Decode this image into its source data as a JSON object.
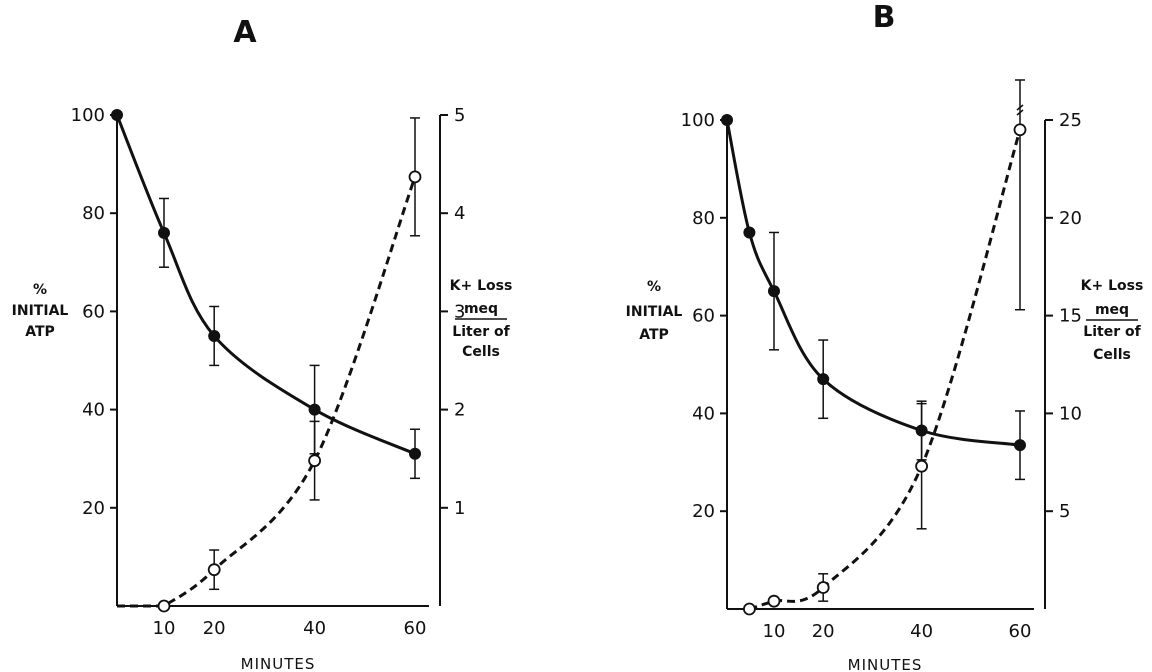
{
  "chart_data": [
    {
      "type": "line",
      "panel": "A",
      "xlabel": "MINUTES",
      "ylabel": [
        "%",
        "INITIAL",
        "ATP"
      ],
      "y2label": [
        "K+ Loss",
        "meq",
        "Liter of",
        "Cells"
      ],
      "xticks": [
        10,
        20,
        40,
        60
      ],
      "yticks": [
        20,
        40,
        60,
        80,
        100
      ],
      "y2ticks": [
        1,
        2,
        3,
        4,
        5
      ],
      "xlim": [
        0,
        60
      ],
      "ylim": [
        0,
        100
      ],
      "y2lim": [
        0,
        5
      ],
      "series": [
        {
          "axis": "left",
          "marker": "filled-circle",
          "line": "solid",
          "x": [
            0,
            10,
            20,
            40,
            60
          ],
          "y": [
            100,
            76,
            55,
            40,
            31
          ],
          "error": [
            0,
            7,
            6,
            9,
            5
          ]
        },
        {
          "axis": "right",
          "marker": "open-circle",
          "line": "dashed",
          "x": [
            10,
            20,
            40,
            60
          ],
          "y": [
            0,
            0.37,
            1.48,
            4.37
          ],
          "error": [
            0,
            0.2,
            0.4,
            0.6
          ],
          "lead_in_from_x": 0
        }
      ]
    },
    {
      "type": "line",
      "panel": "B",
      "xlabel": "MINUTES",
      "ylabel": [
        "%",
        "INITIAL",
        "ATP"
      ],
      "y2label": [
        "K+ Loss",
        "meq",
        "Liter of",
        "Cells"
      ],
      "xticks": [
        10,
        20,
        40,
        60
      ],
      "yticks": [
        20,
        40,
        60,
        80,
        100
      ],
      "y2ticks": [
        5,
        10,
        15,
        20,
        25
      ],
      "xlim": [
        0,
        60
      ],
      "ylim": [
        0,
        100
      ],
      "y2lim": [
        0,
        25
      ],
      "series": [
        {
          "axis": "left",
          "marker": "filled-circle",
          "line": "solid",
          "x": [
            0,
            5,
            10,
            20,
            40,
            60
          ],
          "y": [
            100,
            77,
            65,
            47,
            36.5,
            33.5
          ],
          "error": [
            0,
            0,
            12,
            8,
            6,
            7
          ]
        },
        {
          "axis": "right",
          "marker": "open-circle",
          "line": "dashed",
          "x": [
            5,
            10,
            20,
            40,
            60
          ],
          "y": [
            0,
            0.4,
            1.1,
            7.3,
            24.5
          ],
          "error": [
            0,
            0,
            0.7,
            3.2,
            9.2
          ],
          "axis_break": true
        }
      ]
    }
  ]
}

Set problem
Every entry must be reproduced exactly, with the images left out.

Response to the exercise
Decode this image into its source data as a JSON object.
{
  "chart_data": [
    {
      "type": "line",
      "panel": "A",
      "xlabel": "MINUTES",
      "ylabel": [
        "%",
        "INITIAL",
        "ATP"
      ],
      "y2label": [
        "K+ Loss",
        "meq",
        "Liter of",
        "Cells"
      ],
      "xticks": [
        10,
        20,
        40,
        60
      ],
      "yticks": [
        20,
        40,
        60,
        80,
        100
      ],
      "y2ticks": [
        1,
        2,
        3,
        4,
        5
      ],
      "xlim": [
        0,
        60
      ],
      "ylim": [
        0,
        100
      ],
      "y2lim": [
        0,
        5
      ],
      "series": [
        {
          "axis": "left",
          "marker": "filled-circle",
          "line": "solid",
          "x": [
            0,
            10,
            20,
            40,
            60
          ],
          "y": [
            100,
            76,
            55,
            40,
            31
          ],
          "error": [
            0,
            7,
            6,
            9,
            5
          ]
        },
        {
          "axis": "right",
          "marker": "open-circle",
          "line": "dashed",
          "x": [
            10,
            20,
            40,
            60
          ],
          "y": [
            0,
            0.37,
            1.48,
            4.37
          ],
          "error": [
            0,
            0.2,
            0.4,
            0.6
          ],
          "lead_in_from_x": 0
        }
      ]
    },
    {
      "type": "line",
      "panel": "B",
      "xlabel": "MINUTES",
      "ylabel": [
        "%",
        "INITIAL",
        "ATP"
      ],
      "y2label": [
        "K+ Loss",
        "meq",
        "Liter of",
        "Cells"
      ],
      "xticks": [
        10,
        20,
        40,
        60
      ],
      "yticks": [
        20,
        40,
        60,
        80,
        100
      ],
      "y2ticks": [
        5,
        10,
        15,
        20,
        25
      ],
      "xlim": [
        0,
        60
      ],
      "ylim": [
        0,
        100
      ],
      "y2lim": [
        0,
        25
      ],
      "series": [
        {
          "axis": "left",
          "marker": "filled-circle",
          "line": "solid",
          "x": [
            0,
            5,
            10,
            20,
            40,
            60
          ],
          "y": [
            100,
            77,
            65,
            47,
            36.5,
            33.5
          ],
          "error": [
            0,
            0,
            12,
            8,
            6,
            7
          ]
        },
        {
          "axis": "right",
          "marker": "open-circle",
          "line": "dashed",
          "x": [
            5,
            10,
            20,
            40,
            60
          ],
          "y": [
            0,
            0.4,
            1.1,
            7.3,
            24.5
          ],
          "error": [
            0,
            0,
            0.7,
            3.2,
            9.2
          ],
          "axis_break": true
        }
      ]
    }
  ]
}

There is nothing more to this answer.